▶ [EXERCISE OBJECTIVE]: Transcribe the entries exactly; images are not part of the copy.

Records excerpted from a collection
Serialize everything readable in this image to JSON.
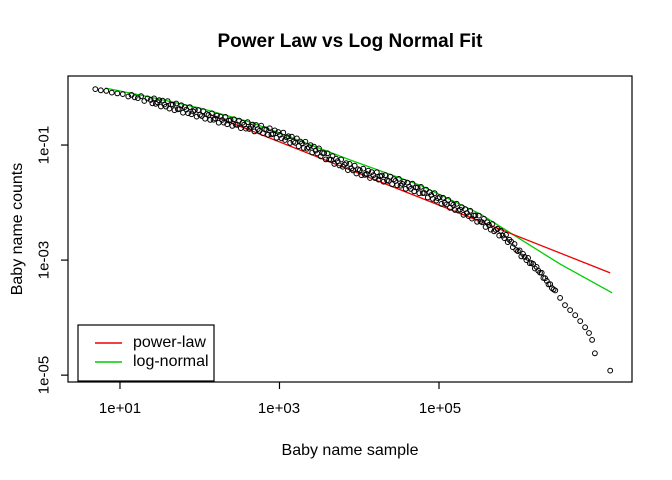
{
  "chart_data": {
    "type": "scatter",
    "title": "Power Law vs Log Normal Fit",
    "xlabel": "Baby name sample",
    "ylabel": "Baby name counts",
    "x_scale": "log",
    "y_scale": "log",
    "x_range": [
      2.23,
      26300000
    ],
    "y_range": [
      7.6e-06,
      1.585
    ],
    "grid": false,
    "x_ticks": [
      {
        "label": "1e+01",
        "value": 10
      },
      {
        "label": "1e+03",
        "value": 1000
      },
      {
        "label": "1e+05",
        "value": 100000
      }
    ],
    "y_ticks": [
      {
        "label": "1e-01",
        "value": 0.1
      },
      {
        "label": "1e-03",
        "value": 0.001
      },
      {
        "label": "1e-05",
        "value": 1e-05
      }
    ],
    "series": [
      {
        "name": "data",
        "type": "scatter",
        "marker": "open-circle",
        "color": "#000000",
        "points": [
          [
            4.9,
            0.94
          ],
          [
            6.5,
            0.87
          ],
          [
            8.7,
            0.8
          ],
          [
            12,
            0.74
          ],
          [
            18,
            0.66
          ],
          [
            32,
            0.54
          ],
          [
            56,
            0.44
          ],
          [
            100,
            0.35
          ],
          [
            180,
            0.28
          ],
          [
            320,
            0.23
          ],
          [
            570,
            0.19
          ],
          [
            1000,
            0.15
          ],
          [
            1800,
            0.108
          ],
          [
            2800,
            0.082
          ],
          [
            4300,
            0.059
          ],
          [
            6600,
            0.045
          ],
          [
            10000,
            0.035
          ],
          [
            18000,
            0.028
          ],
          [
            32000,
            0.022
          ],
          [
            58000,
            0.0165
          ],
          [
            100000,
            0.0115
          ],
          [
            183000,
            0.0077
          ],
          [
            330000,
            0.005
          ],
          [
            580000,
            0.003
          ],
          [
            780000,
            0.0021
          ],
          [
            1000000,
            0.0014
          ],
          [
            1400000,
            0.00092
          ],
          [
            1850000,
            0.00062
          ],
          [
            2300000,
            0.00041
          ],
          [
            2850000,
            0.00029
          ],
          [
            3300000,
            0.00022
          ],
          [
            3800000,
            0.000165
          ],
          [
            4400000,
            0.000135
          ],
          [
            5100000,
            0.00011
          ],
          [
            5900000,
            8.7e-05
          ],
          [
            6800000,
            6.8e-05
          ],
          [
            7600000,
            5.4e-05
          ],
          [
            8300000,
            4.1e-05
          ],
          [
            9000000,
            2.4e-05
          ],
          [
            14000000,
            1.2e-05
          ]
        ]
      },
      {
        "name": "power-law",
        "type": "line",
        "color": "#EE0000",
        "points": [
          [
            135,
            0.34
          ],
          [
            14000000,
            0.0006
          ]
        ]
      },
      {
        "name": "log-normal",
        "type": "line",
        "color": "#00CD00",
        "points": [
          [
            6.5,
            0.98
          ],
          [
            24,
            0.68
          ],
          [
            100,
            0.44
          ],
          [
            430,
            0.25
          ],
          [
            1350,
            0.138
          ],
          [
            7700,
            0.055
          ],
          [
            58000,
            0.02
          ],
          [
            330000,
            0.0063
          ],
          [
            1000000,
            0.0024
          ],
          [
            3300000,
            0.00085
          ],
          [
            14800000,
            0.00027
          ]
        ]
      }
    ],
    "legend": {
      "position": "bottom-left",
      "entries": [
        {
          "label": "power-law",
          "color": "#EE0000"
        },
        {
          "label": "log-normal",
          "color": "#00CD00"
        }
      ]
    }
  }
}
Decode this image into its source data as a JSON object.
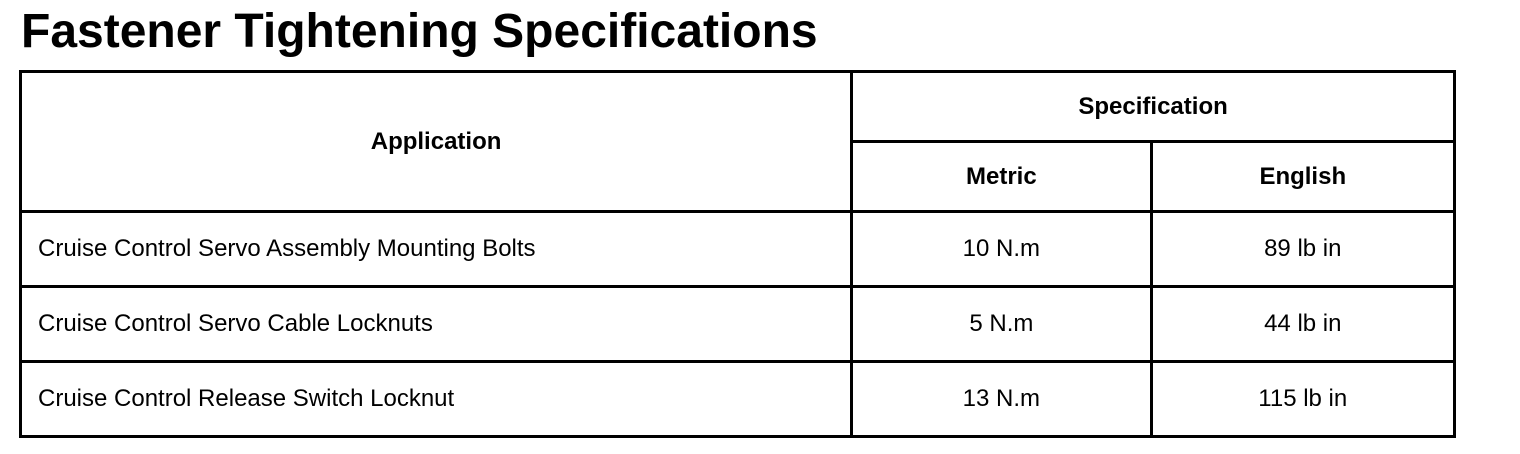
{
  "title": "Fastener Tightening Specifications",
  "table": {
    "headers": {
      "application": "Application",
      "specification": "Specification",
      "metric": "Metric",
      "english": "English"
    },
    "rows": [
      {
        "application": "Cruise Control Servo Assembly Mounting Bolts",
        "metric": "10 N.m",
        "english": "89 lb in"
      },
      {
        "application": "Cruise Control Servo Cable Locknuts",
        "metric": "5 N.m",
        "english": "44 lb in"
      },
      {
        "application": "Cruise Control Release Switch Locknut",
        "metric": "13 N.m",
        "english": "115 lb in"
      }
    ]
  }
}
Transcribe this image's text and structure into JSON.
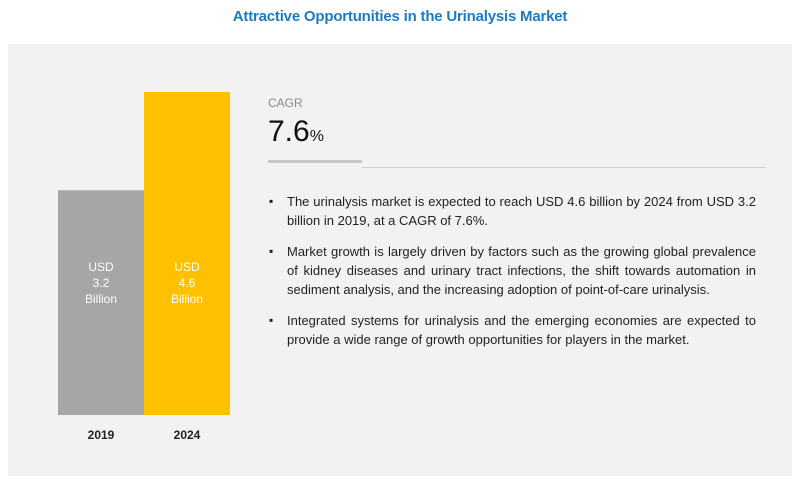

▶ [OUTPUT OF THE EXERCISE]:
Serialize everything readable in this image to JSON.
{
  "chart_data": {
    "type": "scatter",
    "title": "Power Law vs Log Normal Fit",
    "xlabel": "Baby name sample",
    "ylabel": "Baby name counts",
    "x_scale": "log",
    "y_scale": "log",
    "x_range": [
      2.23,
      26300000
    ],
    "y_range": [
      7.6e-06,
      1.585
    ],
    "grid": false,
    "x_ticks": [
      {
        "label": "1e+01",
        "value": 10
      },
      {
        "label": "1e+03",
        "value": 1000
      },
      {
        "label": "1e+05",
        "value": 100000
      }
    ],
    "y_ticks": [
      {
        "label": "1e-01",
        "value": 0.1
      },
      {
        "label": "1e-03",
        "value": 0.001
      },
      {
        "label": "1e-05",
        "value": 1e-05
      }
    ],
    "series": [
      {
        "name": "data",
        "type": "scatter",
        "marker": "open-circle",
        "color": "#000000",
        "points": [
          [
            4.9,
            0.94
          ],
          [
            6.5,
            0.87
          ],
          [
            8.7,
            0.8
          ],
          [
            12,
            0.74
          ],
          [
            18,
            0.66
          ],
          [
            32,
            0.54
          ],
          [
            56,
            0.44
          ],
          [
            100,
            0.35
          ],
          [
            180,
            0.28
          ],
          [
            320,
            0.23
          ],
          [
            570,
            0.19
          ],
          [
            1000,
            0.15
          ],
          [
            1800,
            0.108
          ],
          [
            2800,
            0.082
          ],
          [
            4300,
            0.059
          ],
          [
            6600,
            0.045
          ],
          [
            10000,
            0.035
          ],
          [
            18000,
            0.028
          ],
          [
            32000,
            0.022
          ],
          [
            58000,
            0.0165
          ],
          [
            100000,
            0.0115
          ],
          [
            183000,
            0.0077
          ],
          [
            330000,
            0.005
          ],
          [
            580000,
            0.003
          ],
          [
            780000,
            0.0021
          ],
          [
            1000000,
            0.0014
          ],
          [
            1400000,
            0.00092
          ],
          [
            1850000,
            0.00062
          ],
          [
            2300000,
            0.00041
          ],
          [
            2850000,
            0.00029
          ],
          [
            3300000,
            0.00022
          ],
          [
            3800000,
            0.000165
          ],
          [
            4400000,
            0.000135
          ],
          [
            5100000,
            0.00011
          ],
          [
            5900000,
            8.7e-05
          ],
          [
            6800000,
            6.8e-05
          ],
          [
            7600000,
            5.4e-05
          ],
          [
            8300000,
            4.1e-05
          ],
          [
            9000000,
            2.4e-05
          ],
          [
            14000000,
            1.2e-05
          ]
        ]
      },
      {
        "name": "power-law",
        "type": "line",
        "color": "#EE0000",
        "points": [
          [
            135,
            0.34
          ],
          [
            14000000,
            0.0006
          ]
        ]
      },
      {
        "name": "log-normal",
        "type": "line",
        "color": "#00CD00",
        "points": [
          [
            6.5,
            0.98
          ],
          [
            24,
            0.68
          ],
          [
            100,
            0.44
          ],
          [
            430,
            0.25
          ],
          [
            1350,
            0.138
          ],
          [
            7700,
            0.055
          ],
          [
            58000,
            0.02
          ],
          [
            330000,
            0.0063
          ],
          [
            1000000,
            0.0024
          ],
          [
            3300000,
            0.00085
          ],
          [
            14800000,
            0.00027
          ]
        ]
      }
    ],
    "legend": {
      "position": "bottom-left",
      "entries": [
        {
          "label": "power-law",
          "color": "#EE0000"
        },
        {
          "label": "log-normal",
          "color": "#00CD00"
        }
      ]
    }
  }
}
Decode this image into its source data as a JSON object.
{
  "title": "Fastener Tightening Specifications",
  "table": {
    "headers": {
      "application": "Application",
      "specification": "Specification",
      "metric": "Metric",
      "english": "English"
    },
    "rows": [
      {
        "application": "Cruise Control Servo Assembly Mounting Bolts",
        "metric": "10 N.m",
        "english": "89 lb in"
      },
      {
        "application": "Cruise Control Servo Cable Locknuts",
        "metric": "5 N.m",
        "english": "44 lb in"
      },
      {
        "application": "Cruise Control Release Switch Locknut",
        "metric": "13 N.m",
        "english": "115 lb in"
      }
    ]
  }
}
Transcribe this image's text and structure into JSON.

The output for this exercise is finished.